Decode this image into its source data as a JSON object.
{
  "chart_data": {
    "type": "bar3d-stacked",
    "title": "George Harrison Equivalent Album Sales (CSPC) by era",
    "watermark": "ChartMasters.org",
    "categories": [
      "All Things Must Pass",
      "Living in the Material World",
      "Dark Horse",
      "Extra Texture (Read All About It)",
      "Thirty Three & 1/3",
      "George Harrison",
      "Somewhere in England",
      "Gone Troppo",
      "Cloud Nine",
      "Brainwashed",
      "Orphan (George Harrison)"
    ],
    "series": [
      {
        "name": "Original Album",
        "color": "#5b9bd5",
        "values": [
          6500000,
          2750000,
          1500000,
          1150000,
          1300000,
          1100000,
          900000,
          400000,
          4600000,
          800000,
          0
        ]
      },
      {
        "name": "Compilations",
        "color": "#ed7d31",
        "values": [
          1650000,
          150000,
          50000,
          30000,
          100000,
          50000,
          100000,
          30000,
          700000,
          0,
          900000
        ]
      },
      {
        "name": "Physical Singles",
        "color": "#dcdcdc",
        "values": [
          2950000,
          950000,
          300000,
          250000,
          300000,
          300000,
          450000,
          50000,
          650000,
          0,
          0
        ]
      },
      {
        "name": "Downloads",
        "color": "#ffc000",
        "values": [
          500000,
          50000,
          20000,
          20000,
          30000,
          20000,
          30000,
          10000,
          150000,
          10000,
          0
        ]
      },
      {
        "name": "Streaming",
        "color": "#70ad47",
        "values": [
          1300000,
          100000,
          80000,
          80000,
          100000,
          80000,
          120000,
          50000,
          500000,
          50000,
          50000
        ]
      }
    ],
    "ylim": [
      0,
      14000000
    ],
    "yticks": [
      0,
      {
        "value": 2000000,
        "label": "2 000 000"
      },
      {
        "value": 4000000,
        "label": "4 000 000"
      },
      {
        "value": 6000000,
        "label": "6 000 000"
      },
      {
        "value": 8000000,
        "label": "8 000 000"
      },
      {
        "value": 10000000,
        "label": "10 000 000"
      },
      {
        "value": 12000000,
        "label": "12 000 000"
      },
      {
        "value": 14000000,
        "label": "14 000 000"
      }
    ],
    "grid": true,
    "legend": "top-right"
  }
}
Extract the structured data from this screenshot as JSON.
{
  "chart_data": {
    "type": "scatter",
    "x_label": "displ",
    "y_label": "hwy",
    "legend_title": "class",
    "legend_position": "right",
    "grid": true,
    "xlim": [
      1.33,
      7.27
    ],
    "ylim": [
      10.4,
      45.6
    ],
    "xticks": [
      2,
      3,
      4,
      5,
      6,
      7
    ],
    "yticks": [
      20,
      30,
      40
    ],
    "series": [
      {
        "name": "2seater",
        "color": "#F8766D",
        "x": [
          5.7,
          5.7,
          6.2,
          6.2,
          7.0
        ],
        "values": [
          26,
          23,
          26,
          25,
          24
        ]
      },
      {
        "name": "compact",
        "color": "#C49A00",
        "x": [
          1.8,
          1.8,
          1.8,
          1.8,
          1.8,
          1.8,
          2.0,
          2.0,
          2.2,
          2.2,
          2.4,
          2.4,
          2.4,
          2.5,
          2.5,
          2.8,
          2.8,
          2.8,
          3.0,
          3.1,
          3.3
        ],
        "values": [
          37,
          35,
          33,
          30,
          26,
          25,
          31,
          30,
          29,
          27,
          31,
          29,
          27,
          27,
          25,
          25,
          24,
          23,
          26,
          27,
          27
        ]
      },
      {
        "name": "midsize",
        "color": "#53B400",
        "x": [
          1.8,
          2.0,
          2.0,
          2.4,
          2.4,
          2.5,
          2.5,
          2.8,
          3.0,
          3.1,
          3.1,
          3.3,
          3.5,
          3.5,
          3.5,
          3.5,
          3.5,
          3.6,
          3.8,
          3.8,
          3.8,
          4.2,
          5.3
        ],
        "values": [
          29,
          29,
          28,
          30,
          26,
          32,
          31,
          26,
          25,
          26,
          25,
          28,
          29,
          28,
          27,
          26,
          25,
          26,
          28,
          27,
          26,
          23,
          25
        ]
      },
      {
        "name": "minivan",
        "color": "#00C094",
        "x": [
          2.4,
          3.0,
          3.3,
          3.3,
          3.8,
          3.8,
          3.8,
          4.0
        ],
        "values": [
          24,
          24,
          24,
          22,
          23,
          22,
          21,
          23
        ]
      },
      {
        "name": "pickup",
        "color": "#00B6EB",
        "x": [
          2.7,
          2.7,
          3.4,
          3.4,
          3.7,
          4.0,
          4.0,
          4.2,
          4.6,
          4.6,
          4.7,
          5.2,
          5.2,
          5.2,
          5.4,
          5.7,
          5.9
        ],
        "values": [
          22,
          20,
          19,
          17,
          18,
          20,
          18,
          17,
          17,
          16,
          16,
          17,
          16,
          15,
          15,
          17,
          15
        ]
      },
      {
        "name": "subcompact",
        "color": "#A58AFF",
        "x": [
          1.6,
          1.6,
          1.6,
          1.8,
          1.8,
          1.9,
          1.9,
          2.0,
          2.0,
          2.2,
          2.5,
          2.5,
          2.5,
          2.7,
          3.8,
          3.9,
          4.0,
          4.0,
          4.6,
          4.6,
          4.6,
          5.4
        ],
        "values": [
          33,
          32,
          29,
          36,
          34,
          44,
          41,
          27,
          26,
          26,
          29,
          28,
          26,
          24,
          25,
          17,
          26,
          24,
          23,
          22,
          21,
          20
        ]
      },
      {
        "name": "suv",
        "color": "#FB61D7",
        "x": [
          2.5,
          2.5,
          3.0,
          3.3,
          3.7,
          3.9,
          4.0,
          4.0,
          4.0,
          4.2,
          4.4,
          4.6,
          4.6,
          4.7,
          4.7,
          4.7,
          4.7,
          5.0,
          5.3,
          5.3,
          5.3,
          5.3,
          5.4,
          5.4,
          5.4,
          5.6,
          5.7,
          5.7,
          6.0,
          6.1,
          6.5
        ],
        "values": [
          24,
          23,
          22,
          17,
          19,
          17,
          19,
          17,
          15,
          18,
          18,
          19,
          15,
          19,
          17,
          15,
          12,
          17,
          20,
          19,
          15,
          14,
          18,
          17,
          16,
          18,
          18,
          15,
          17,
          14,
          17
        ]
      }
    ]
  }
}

= Task statement =
Retype the records above exactly.

= Task output =
Decode this image into its source data as a JSON object.
{
  "chart_data": {
    "type": "bar3d-stacked",
    "title": "George Harrison Equivalent Album Sales (CSPC) by era",
    "watermark": "ChartMasters.org",
    "categories": [
      "All Things Must Pass",
      "Living in the Material World",
      "Dark Horse",
      "Extra Texture (Read All About It)",
      "Thirty Three & 1/3",
      "George Harrison",
      "Somewhere in England",
      "Gone Troppo",
      "Cloud Nine",
      "Brainwashed",
      "Orphan (George Harrison)"
    ],
    "series": [
      {
        "name": "Original Album",
        "color": "#5b9bd5",
        "values": [
          6500000,
          2750000,
          1500000,
          1150000,
          1300000,
          1100000,
          900000,
          400000,
          4600000,
          800000,
          0
        ]
      },
      {
        "name": "Compilations",
        "color": "#ed7d31",
        "values": [
          1650000,
          150000,
          50000,
          30000,
          100000,
          50000,
          100000,
          30000,
          700000,
          0,
          900000
        ]
      },
      {
        "name": "Physical Singles",
        "color": "#dcdcdc",
        "values": [
          2950000,
          950000,
          300000,
          250000,
          300000,
          300000,
          450000,
          50000,
          650000,
          0,
          0
        ]
      },
      {
        "name": "Downloads",
        "color": "#ffc000",
        "values": [
          500000,
          50000,
          20000,
          20000,
          30000,
          20000,
          30000,
          10000,
          150000,
          10000,
          0
        ]
      },
      {
        "name": "Streaming",
        "color": "#70ad47",
        "values": [
          1300000,
          100000,
          80000,
          80000,
          100000,
          80000,
          120000,
          50000,
          500000,
          50000,
          50000
        ]
      }
    ],
    "ylim": [
      0,
      14000000
    ],
    "yticks": [
      0,
      {
        "value": 2000000,
        "label": "2 000 000"
      },
      {
        "value": 4000000,
        "label": "4 000 000"
      },
      {
        "value": 6000000,
        "label": "6 000 000"
      },
      {
        "value": 8000000,
        "label": "8 000 000"
      },
      {
        "value": 10000000,
        "label": "10 000 000"
      },
      {
        "value": 12000000,
        "label": "12 000 000"
      },
      {
        "value": 14000000,
        "label": "14 000 000"
      }
    ],
    "grid": true,
    "legend": "top-right"
  }
}
Extract the structured data from this screenshot as JSON.
{
  "chart_data": {
    "type": "scatter",
    "x_label": "displ",
    "y_label": "hwy",
    "legend_title": "class",
    "legend_position": "right",
    "grid": true,
    "xlim": [
      1.33,
      7.27
    ],
    "ylim": [
      10.4,
      45.6
    ],
    "xticks": [
      2,
      3,
      4,
      5,
      6,
      7
    ],
    "yticks": [
      20,
      30,
      40
    ],
    "series": [
      {
        "name": "2seater",
        "color": "#F8766D",
        "x": [
          5.7,
          5.7,
          6.2,
          6.2,
          7.0
        ],
        "values": [
          26,
          23,
          26,
          25,
          24
        ]
      },
      {
        "name": "compact",
        "color": "#C49A00",
        "x": [
          1.8,
          1.8,
          1.8,
          1.8,
          1.8,
          1.8,
          2.0,
          2.0,
          2.2,
          2.2,
          2.4,
          2.4,
          2.4,
          2.5,
          2.5,
          2.8,
          2.8,
          2.8,
          3.0,
          3.1,
          3.3
        ],
        "values": [
          37,
          35,
          33,
          30,
          26,
          25,
          31,
          30,
          29,
          27,
          31,
          29,
          27,
          27,
          25,
          25,
          24,
          23,
          26,
          27,
          27
        ]
      },
      {
        "name": "midsize",
        "color": "#53B400",
        "x": [
          1.8,
          2.0,
          2.0,
          2.4,
          2.4,
          2.5,
          2.5,
          2.8,
          3.0,
          3.1,
          3.1,
          3.3,
          3.5,
          3.5,
          3.5,
          3.5,
          3.5,
          3.6,
          3.8,
          3.8,
          3.8,
          4.2,
          5.3
        ],
        "values": [
          29,
          29,
          28,
          30,
          26,
          32,
          31,
          26,
          25,
          26,
          25,
          28,
          29,
          28,
          27,
          26,
          25,
          26,
          28,
          27,
          26,
          23,
          25
        ]
      },
      {
        "name": "minivan",
        "color": "#00C094",
        "x": [
          2.4,
          3.0,
          3.3,
          3.3,
          3.8,
          3.8,
          3.8,
          4.0
        ],
        "values": [
          24,
          24,
          24,
          22,
          23,
          22,
          21,
          23
        ]
      },
      {
        "name": "pickup",
        "color": "#00B6EB",
        "x": [
          2.7,
          2.7,
          3.4,
          3.4,
          3.7,
          4.0,
          4.0,
          4.2,
          4.6,
          4.6,
          4.7,
          5.2,
          5.2,
          5.2,
          5.4,
          5.7,
          5.9
        ],
        "values": [
          22,
          20,
          19,
          17,
          18,
          20,
          18,
          17,
          17,
          16,
          16,
          17,
          16,
          15,
          15,
          17,
          15
        ]
      },
      {
        "name": "subcompact",
        "color": "#A58AFF",
        "x": [
          1.6,
          1.6,
          1.6,
          1.8,
          1.8,
          1.9,
          1.9,
          2.0,
          2.0,
          2.2,
          2.5,
          2.5,
          2.5,
          2.7,
          3.8,
          3.9,
          4.0,
          4.0,
          4.6,
          4.6,
          4.6,
          5.4
        ],
        "values": [
          33,
          32,
          29,
          36,
          34,
          44,
          41,
          27,
          26,
          26,
          29,
          28,
          26,
          24,
          25,
          17,
          26,
          24,
          23,
          22,
          21,
          20
        ]
      },
      {
        "name": "suv",
        "color": "#FB61D7",
        "x": [
          2.5,
          2.5,
          3.0,
          3.3,
          3.7,
          3.9,
          4.0,
          4.0,
          4.0,
          4.2,
          4.4,
          4.6,
          4.6,
          4.7,
          4.7,
          4.7,
          4.7,
          5.0,
          5.3,
          5.3,
          5.3,
          5.3,
          5.4,
          5.4,
          5.4,
          5.6,
          5.7,
          5.7,
          6.0,
          6.1,
          6.5
        ],
        "values": [
          24,
          23,
          22,
          17,
          19,
          17,
          19,
          17,
          15,
          18,
          18,
          19,
          15,
          19,
          17,
          15,
          12,
          17,
          20,
          19,
          15,
          14,
          18,
          17,
          16,
          18,
          18,
          15,
          17,
          14,
          17
        ]
      }
    ]
  }
}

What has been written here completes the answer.